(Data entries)

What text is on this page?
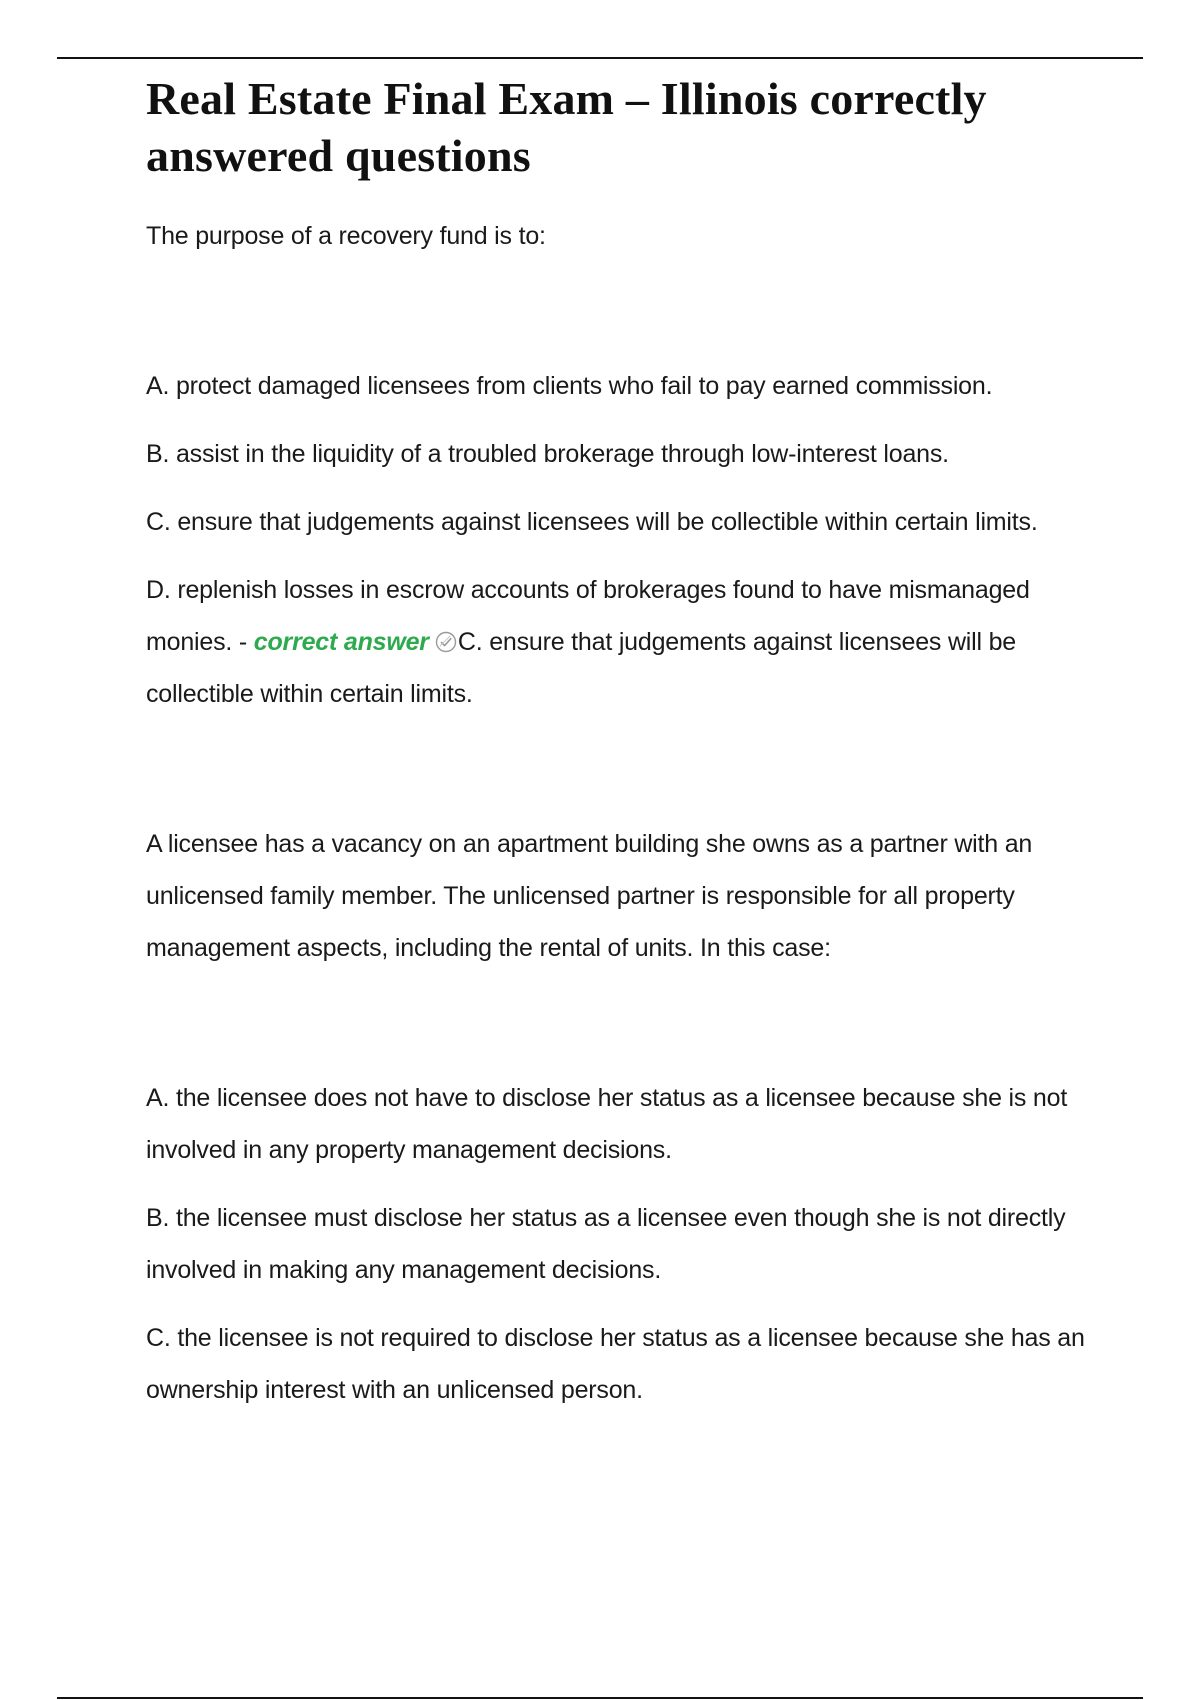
Real Estate Final Exam – Illinois correctly answered questions

The purpose of a recovery fund is to:

A. protect damaged licensees from clients who fail to pay earned commission.

B. assist in the liquidity of a troubled brokerage through low-interest loans.

C. ensure that judgements against licensees will be collectible within certain limits.

D. replenish losses in escrow accounts of brokerages found to have mismanaged monies. - correct answer C. ensure that judgements against licensees will be collectible within certain limits.

A licensee has a vacancy on an apartment building she owns as a partner with an unlicensed family member. The unlicensed partner is responsible for all property management aspects, including the rental of units. In this case:

A. the licensee does not have to disclose her status as a licensee because she is not involved in any property management decisions.

B. the licensee must disclose her status as a licensee even though she is not directly involved in making any management decisions.

C. the licensee is not required to disclose her status as a licensee because she has an ownership interest with an unlicensed person.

- The task: Output the entries above exactly, without their pictures.

- Correct answer:
What text is on this page?
Real Estate Final Exam – Illinois correctly answered questions

The purpose of a recovery fund is to:

A. protect damaged licensees from clients who fail to pay earned commission.

B. assist in the liquidity of a troubled brokerage through low-interest loans.

C. ensure that judgements against licensees will be collectible within certain limits.

D. replenish losses in escrow accounts of brokerages found to have mismanaged monies. - correct answer C. ensure that judgements against licensees will be collectible within certain limits.

A licensee has a vacancy on an apartment building she owns as a partner with an unlicensed family member. The unlicensed partner is responsible for all property management aspects, including the rental of units. In this case:

A. the licensee does not have to disclose her status as a licensee because she is not involved in any property management decisions.

B. the licensee must disclose her status as a licensee even though she is not directly involved in making any management decisions.

C. the licensee is not required to disclose her status as a licensee because she has an ownership interest with an unlicensed person.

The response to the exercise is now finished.